The tasks -
1. Which Cypripedium species does the opening post of the forum thread on Cypripedium in Canada name? List every one.
2. Could you carry on the forum thread about Cypripedium in Canada after its last post?

Text passage -
# Cypripedium in Canada



## ORG (Jul 1, 2008)

Dear Slipperorchid-friends,
this year I had the possibility to visit a lot of orchids-habitats in Canada.
My travel started in Toronto and especially near the Huron-Lake we could see many _Cypripedium _plants in flower, but we found also near Toronto some very interesting plants like _Cypripedium candidum_ (here with an insect visiting the flower).












Then the wonderful _Cypripedium arietinum_











_Cypripedium pubescens_






_Cypripedium parviflorum_






And in a garden a _Cypripedium _from Asia
_Cypripedium henryi_











Later more.

Best greetings

Olaf


----------



## Heather (Jul 1, 2008)

What a fabulous plant, that aritaenum! One day I hope to see that one in person. Thank you Olaf!


----------



## NYEric (Jul 1, 2008)

Looks like a good trip. Thanx for posting!


----------



## Yoyo_Jo (Jul 1, 2008)

Wonderful Olaf! Thanks for posting your pictures. Did you take some in Alberta too?

Joanne


----------



## Wendy (Jul 1, 2008)

Beautiful photos Olaf! Is the Cypripedium arietinum one of the group from the Singing Sands in the Bruce Peninsula? I was there a few days before you and saw/took pictures as well. There were so many more this year. 

Thank you!


----------



## John M (Jul 1, 2008)

Nice photos Olaf. I'm sorry that I was unable to get to the meeting and meet you in person. It was nice that you got to see the Cyp. candidum. I live here and haven't ever seen one! In fact, I've never seen any arietinum either. That clone in your photo is spectacular! Thanks for posting!


----------



## Corbin (Jul 1, 2008)

Thanks for the pictures.


----------



## ORG (Jul 1, 2008)

Dear Wendy,
here some pictures from Manitoba and also Alberta.
At first _Cypripedium acaule_, I had the possibility to visit a place with hundreds of these spectacular plants.






























_Cypripedium candidum_















_Cypripedium parviflorum_ var. _makasin_
















_Cypripedium pubescens_






But also a habitat with many deformed plants





Later more

OLaf

Dear Wendy the first _Cyp. arietinum_ I saw on the same place where you saw them also- Hundreds of plants in flower.


----------



## fundulopanchax (Jul 1, 2008)

Outstanding photos, Olaf!!

Thank you very much for sharing!

Ron


----------



## KyushuCalanthe (Jul 1, 2008)

Sweet! I love habitat shots and these are some great ones. In particular I love the candidum shots.


----------



## John M (Jul 1, 2008)

I really like the second batch of photos that you've posted, Olaf. What is the difference between Cyp. parviflorum v. parviflorum and var. makasin? Thanks!


----------



## SlipperFan (Jul 1, 2008)

Thanks Olaf -- I didn't realize there were so many native to North America.

Data extract -

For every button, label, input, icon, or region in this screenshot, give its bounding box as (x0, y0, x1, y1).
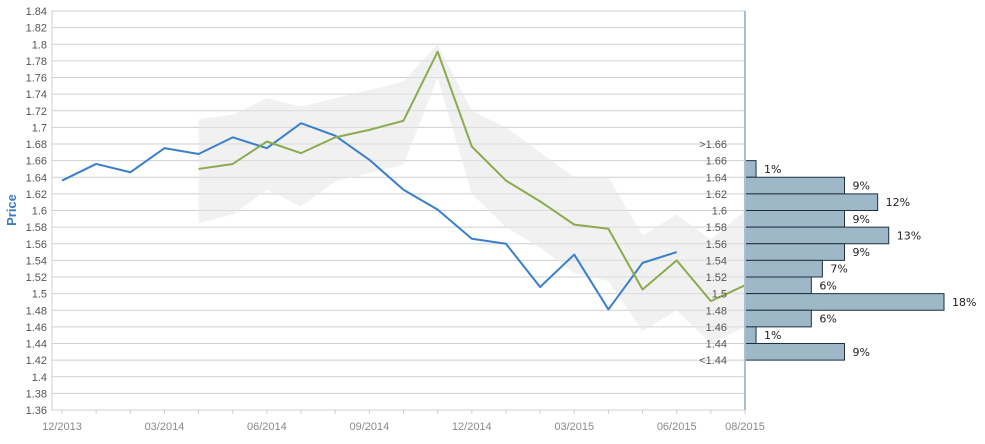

Responses -
1. Cypripedium candidum, Cypripedium arietinum, Cypripedium pubescens, Cypripedium parviflorum, Cypripedium henryi

2.
----------



## Heather (Jul 1, 2008)

Also wondering about makasin - that was on the property in VT I visited the other day as well. Others were asking the same question.

Oh, and WHAT COLOR! on those acaule!!! Is that accurate!?


----------



## cdub (Jul 2, 2008)

Heather said:


> Also wondering about makasin - that was on the property in VT I visited the other day as well. Others were asking the same question.
> 
> Oh, and WHAT COLOR! on those acaule!!! Is that accurate!?



Why no photos of the VT makasin, Heather!? Haha. 

Wow, that photo stream just made my day, Olaf.


----------



## NYEric (Jul 2, 2008)

Wow so many Cyps!


----------



## goldenrose (Jul 3, 2008)

:clap::clap: FABULOUS! So good of you to share!


----------



## Yoyo_Jo (Jul 3, 2008)

More wonderful photos! Thanks Olaf.

Joanne


----------



## ORG (Jul 3, 2008)

Dear Slipperorchid-friends,
I have also difficulties to explain the differences betwessn parviflorum and makasin.
Phillip Cribb wrote about that Sheviak (1994) has distinguished makasin from the typical varietyby its glabrous uppermost sheathing bract, intensely sweet scent and habitat preference. In open sites the leaves are characteristically narrow and ascending, but more spreading and broader in shady places. Var. makasin has a more northerly distribution than the typical variety, ranging from New England and adjacent Canada across the continent to the Rockies. In most localities but the last it has dark maroon sepals und petals rather than spotted or blotched ones.
Cribb wrote then: The distinctiveness of vars. parviflorum and makasin is, I believe, practically impossible in herbarium material, and Sheviak's photographic comparision of them is unconvincing.
So I think that I need more information about.

But here some more pictures from my trip to Canada:

_Cypripedium pubescens_ near Edmonton





Near golden form with some red points in the flower











_Cypripedium passerinum_ near Calgary in bud
















_Cypripedium _x _alaskanum _in a garden in Edmonton











_Calypso bulbosa_












_Platanthera hookeri_











_Amerorchis rotundifolia _











Later more

Olaf


----------



## ORG (Jul 3, 2008)

Here some more orchids which I saw in Canada

_Corallorhiza striata_
















_Corallorhiza trifida_
















_Coeloglossum viride_











I had hoped to find some more species, but it was too early this year.

Best greetings

Olaf


----------



## SlipperFan (Jul 3, 2008)

Super, Olaf! Thanks for sharing.


----------



## toddybear (Jul 3, 2008)

What a slide show!


----------



## KyushuCalanthe (Jul 3, 2008)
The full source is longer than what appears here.